*Available data*:
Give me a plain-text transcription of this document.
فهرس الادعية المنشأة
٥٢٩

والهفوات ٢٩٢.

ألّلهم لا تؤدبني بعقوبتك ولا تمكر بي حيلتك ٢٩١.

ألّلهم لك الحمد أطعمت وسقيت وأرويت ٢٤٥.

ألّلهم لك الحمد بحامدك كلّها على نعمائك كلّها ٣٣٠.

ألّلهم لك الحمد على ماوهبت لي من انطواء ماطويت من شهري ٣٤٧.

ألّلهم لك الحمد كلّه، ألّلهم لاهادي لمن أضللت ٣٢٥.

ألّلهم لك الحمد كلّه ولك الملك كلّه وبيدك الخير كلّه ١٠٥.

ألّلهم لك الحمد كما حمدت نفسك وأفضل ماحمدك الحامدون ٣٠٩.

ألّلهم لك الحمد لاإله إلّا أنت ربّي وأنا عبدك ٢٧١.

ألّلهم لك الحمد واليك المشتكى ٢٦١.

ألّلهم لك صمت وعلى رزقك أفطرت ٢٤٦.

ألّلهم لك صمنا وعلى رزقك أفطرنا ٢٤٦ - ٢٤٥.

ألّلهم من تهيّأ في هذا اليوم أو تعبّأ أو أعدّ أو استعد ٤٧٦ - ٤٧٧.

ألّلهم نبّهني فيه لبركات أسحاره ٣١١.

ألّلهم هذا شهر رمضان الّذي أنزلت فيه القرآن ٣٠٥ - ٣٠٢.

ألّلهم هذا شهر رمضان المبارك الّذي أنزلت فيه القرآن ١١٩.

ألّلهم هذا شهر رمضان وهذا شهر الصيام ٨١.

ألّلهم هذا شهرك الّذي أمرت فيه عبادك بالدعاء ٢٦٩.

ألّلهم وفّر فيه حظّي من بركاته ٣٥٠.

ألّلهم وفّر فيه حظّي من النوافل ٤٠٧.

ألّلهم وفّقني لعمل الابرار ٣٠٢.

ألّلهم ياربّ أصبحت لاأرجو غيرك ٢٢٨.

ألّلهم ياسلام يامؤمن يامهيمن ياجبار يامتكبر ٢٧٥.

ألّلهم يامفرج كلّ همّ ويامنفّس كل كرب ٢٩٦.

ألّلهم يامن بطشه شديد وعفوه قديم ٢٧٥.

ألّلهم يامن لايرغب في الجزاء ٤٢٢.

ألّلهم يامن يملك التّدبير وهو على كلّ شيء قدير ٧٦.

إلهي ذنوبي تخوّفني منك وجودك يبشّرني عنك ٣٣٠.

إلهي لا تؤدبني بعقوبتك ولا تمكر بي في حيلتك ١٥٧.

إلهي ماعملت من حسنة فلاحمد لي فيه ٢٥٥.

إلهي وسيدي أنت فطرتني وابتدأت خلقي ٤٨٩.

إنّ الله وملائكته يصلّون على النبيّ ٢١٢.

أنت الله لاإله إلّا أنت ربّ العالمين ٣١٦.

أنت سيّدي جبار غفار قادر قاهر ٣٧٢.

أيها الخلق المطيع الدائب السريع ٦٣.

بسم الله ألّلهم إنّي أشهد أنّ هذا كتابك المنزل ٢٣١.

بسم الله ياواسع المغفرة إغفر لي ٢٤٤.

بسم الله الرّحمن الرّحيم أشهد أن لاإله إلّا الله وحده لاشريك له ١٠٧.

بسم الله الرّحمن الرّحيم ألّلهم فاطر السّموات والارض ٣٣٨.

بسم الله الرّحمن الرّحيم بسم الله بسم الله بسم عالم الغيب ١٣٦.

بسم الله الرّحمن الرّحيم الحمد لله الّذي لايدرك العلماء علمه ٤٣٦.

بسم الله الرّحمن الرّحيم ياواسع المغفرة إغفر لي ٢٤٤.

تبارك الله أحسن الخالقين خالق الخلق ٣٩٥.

*What this task involves*: Above are some records; repeat all of them exactly.

*Right answer*:
Give me a plain-text transcription of this document.
فهرس الادعية المنشأة
٥٢٩

والهفوات ٢٩٢.

ألّلهم لا تؤدبني بعقوبتك ولا تمكر بي حيلتك ٢٩١.

ألّلهم لك الحمد أطعمت وسقيت وأرويت ٢٤٥.

ألّلهم لك الحمد بحامدك كلّها على نعمائك كلّها ٣٣٠.

ألّلهم لك الحمد على ماوهبت لي من انطواء ماطويت من شهري ٣٤٧.

ألّلهم لك الحمد كلّه، ألّلهم لاهادي لمن أضللت ٣٢٥.

ألّلهم لك الحمد كلّه ولك الملك كلّه وبيدك الخير كلّه ١٠٥.

ألّلهم لك الحمد كما حمدت نفسك وأفضل ماحمدك الحامدون ٣٠٩.

ألّلهم لك الحمد لاإله إلّا أنت ربّي وأنا عبدك ٢٧١.

ألّلهم لك الحمد واليك المشتكى ٢٦١.

ألّلهم لك صمت وعلى رزقك أفطرت ٢٤٦.

ألّلهم لك صمنا وعلى رزقك أفطرنا ٢٤٦ - ٢٤٥.

ألّلهم من تهيّأ في هذا اليوم أو تعبّأ أو أعدّ أو استعد ٤٧٦ - ٤٧٧.

ألّلهم نبّهني فيه لبركات أسحاره ٣١١.

ألّلهم هذا شهر رمضان الّذي أنزلت فيه القرآن ٣٠٥ - ٣٠٢.

ألّلهم هذا شهر رمضان المبارك الّذي أنزلت فيه القرآن ١١٩.

ألّلهم هذا شهر رمضان وهذا شهر الصيام ٨١.

ألّلهم هذا شهرك الّذي أمرت فيه عبادك بالدعاء ٢٦٩.

ألّلهم وفّر فيه حظّي من بركاته ٣٥٠.

ألّلهم وفّر فيه حظّي من النوافل ٤٠٧.

ألّلهم وفّقني لعمل الابرار ٣٠٢.

ألّلهم ياربّ أصبحت لاأرجو غيرك ٢٢٨.

ألّلهم ياسلام يامؤمن يامهيمن ياجبار يامتكبر ٢٧٥.

ألّلهم يامفرج كلّ همّ ويامنفّس كل كرب ٢٩٦.

ألّلهم يامن بطشه شديد وعفوه قديم ٢٧٥.

ألّلهم يامن لايرغب في الجزاء ٤٢٢.

ألّلهم يامن يملك التّدبير وهو على كلّ شيء قدير ٧٦.

إلهي ذنوبي تخوّفني منك وجودك يبشّرني عنك ٣٣٠.

إلهي لا تؤدبني بعقوبتك ولا تمكر بي في حيلتك ١٥٧.

إلهي ماعملت من حسنة فلاحمد لي فيه ٢٥٥.

إلهي وسيدي أنت فطرتني وابتدأت خلقي ٤٨٩.

إنّ الله وملائكته يصلّون على النبيّ ٢١٢.

أنت الله لاإله إلّا أنت ربّ العالمين ٣١٦.

أنت سيّدي جبار غفار قادر قاهر ٣٧٢.

أيها الخلق المطيع الدائب السريع ٦٣.

بسم الله ألّلهم إنّي أشهد أنّ هذا كتابك المنزل ٢٣١.

بسم الله ياواسع المغفرة إغفر لي ٢٤٤.

بسم الله الرّحمن الرّحيم أشهد أن لاإله إلّا الله وحده لاشريك له ١٠٧.

بسم الله الرّحمن الرّحيم ألّلهم فاطر السّموات والارض ٣٣٨.

بسم الله الرّحمن الرّحيم بسم الله بسم الله بسم عالم الغيب ١٣٦.

بسم الله الرّحمن الرّحيم الحمد لله الّذي لايدرك العلماء علمه ٤٣٦.

بسم الله الرّحمن الرّحيم ياواسع المغفرة إغفر لي ٢٤٤.

تبارك الله أحسن الخالقين خالق الخلق ٣٩٥.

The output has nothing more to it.